*Set problem*.
Work through the entries below and report how many lines include "ylabel". The number alone is the answer.

══════════════════════════════

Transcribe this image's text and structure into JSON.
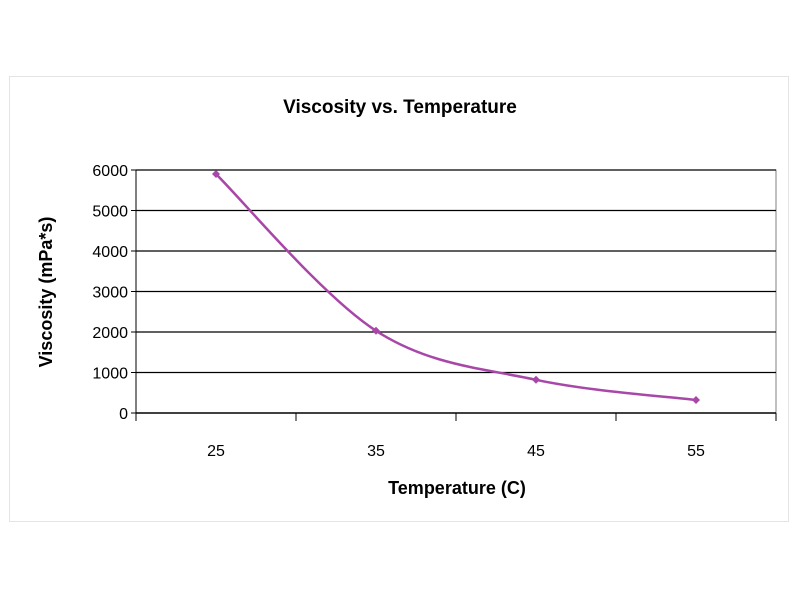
{
  "chart_data": {
    "type": "line",
    "title": "Viscosity vs. Temperature",
    "xlabel": "Temperature (C)",
    "ylabel": "Viscosity (mPa*s)",
    "categories": [
      "25",
      "35",
      "45",
      "55"
    ],
    "series": [
      {
        "values": [
          5900,
          2030,
          820,
          320
        ],
        "color": "#a847a8"
      }
    ],
    "ylim": [
      0,
      6000
    ],
    "yticks": [
      0,
      1000,
      2000,
      3000,
      4000,
      5000,
      6000
    ],
    "grid": true,
    "legend": "none",
    "colors": {
      "plot_background": "#ffffff",
      "gridline": "#000000"
    }
  }
}
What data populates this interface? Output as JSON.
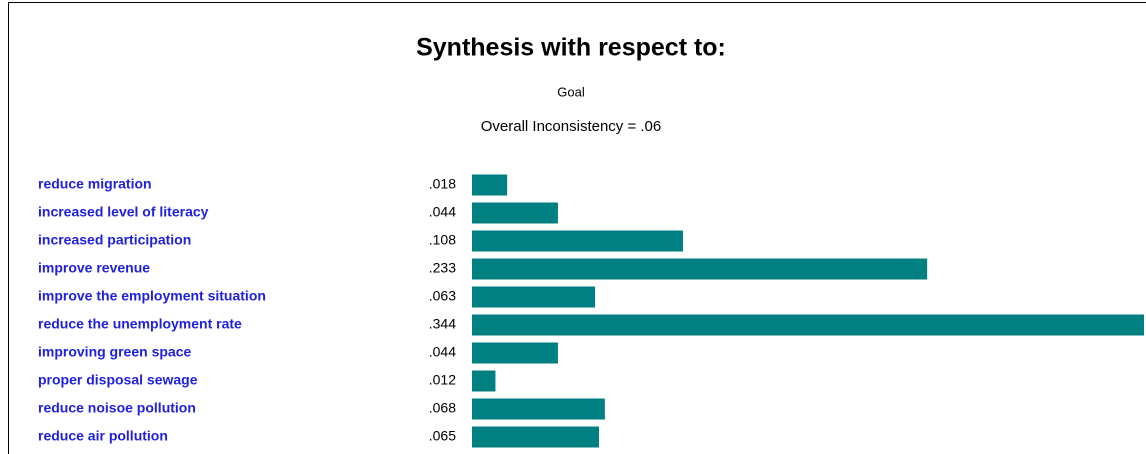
{
  "chart_data": {
    "type": "hbar",
    "title": "Synthesis with respect to:",
    "subtitle": "Goal",
    "annotation": "Overall Inconsistency = .06",
    "categories": [
      "reduce migration",
      "increased level of literacy",
      "increased participation",
      "improve revenue",
      "improve the employment situation",
      "reduce the unemployment rate",
      "improving green space",
      "proper disposal sewage",
      "reduce noisoe pollution",
      "reduce air pollution"
    ],
    "values": [
      0.018,
      0.044,
      0.108,
      0.233,
      0.063,
      0.344,
      0.044,
      0.012,
      0.068,
      0.065
    ],
    "value_labels": [
      ".018",
      ".044",
      ".108",
      ".233",
      ".063",
      ".344",
      ".044",
      ".012",
      ".068",
      ".065"
    ],
    "color": "#008080"
  }
}
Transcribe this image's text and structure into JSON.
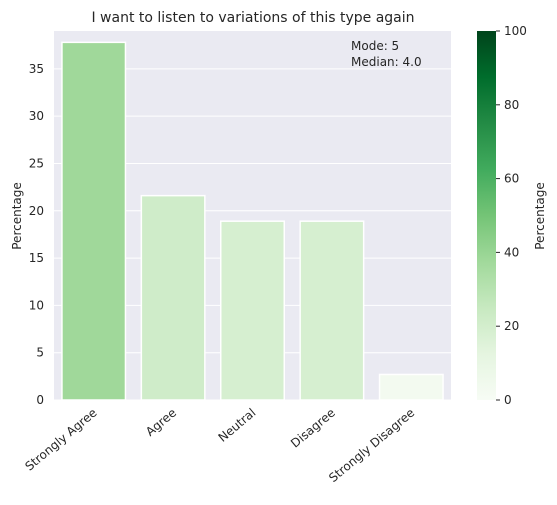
{
  "chart_data": {
    "type": "bar",
    "title": "I want to listen to variations of this type again",
    "xlabel": "",
    "ylabel": "Percentage",
    "categories": [
      "Strongly Agree",
      "Agree",
      "Neutral",
      "Disagree",
      "Strongly Disagree"
    ],
    "values": [
      37.8,
      21.6,
      18.9,
      18.9,
      2.7
    ],
    "ylim": [
      0,
      39
    ],
    "yticks": [
      0,
      5,
      10,
      15,
      20,
      25,
      30,
      35
    ],
    "grid": true,
    "annotation": [
      "Mode: 5",
      "Median: 4.0"
    ],
    "colorbar": {
      "label": "Percentage",
      "range": [
        0,
        100
      ],
      "ticks": [
        0,
        20,
        40,
        60,
        80,
        100
      ],
      "colors": [
        "#f7fcf5",
        "#e5f5e0",
        "#c7e9c0",
        "#a1d99b",
        "#74c476",
        "#41ab5d",
        "#238b45",
        "#006d2c",
        "#00441b"
      ]
    },
    "colors": {
      "plot_background": "#eaeaf2",
      "gridline": "#ffffff"
    }
  }
}
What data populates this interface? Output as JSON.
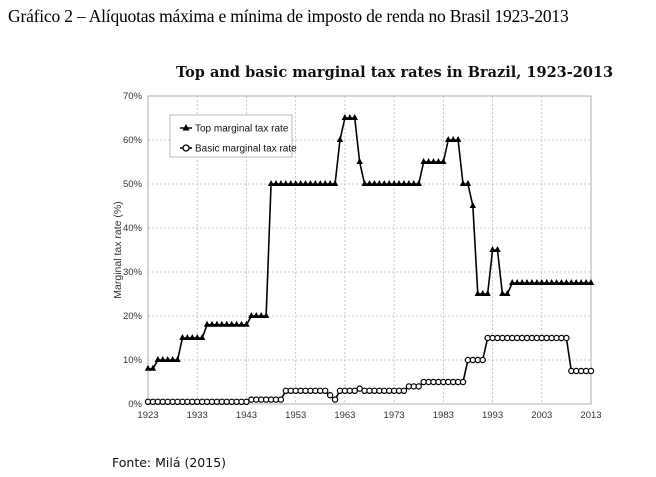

══════════════════════════════

*Written answer*.
2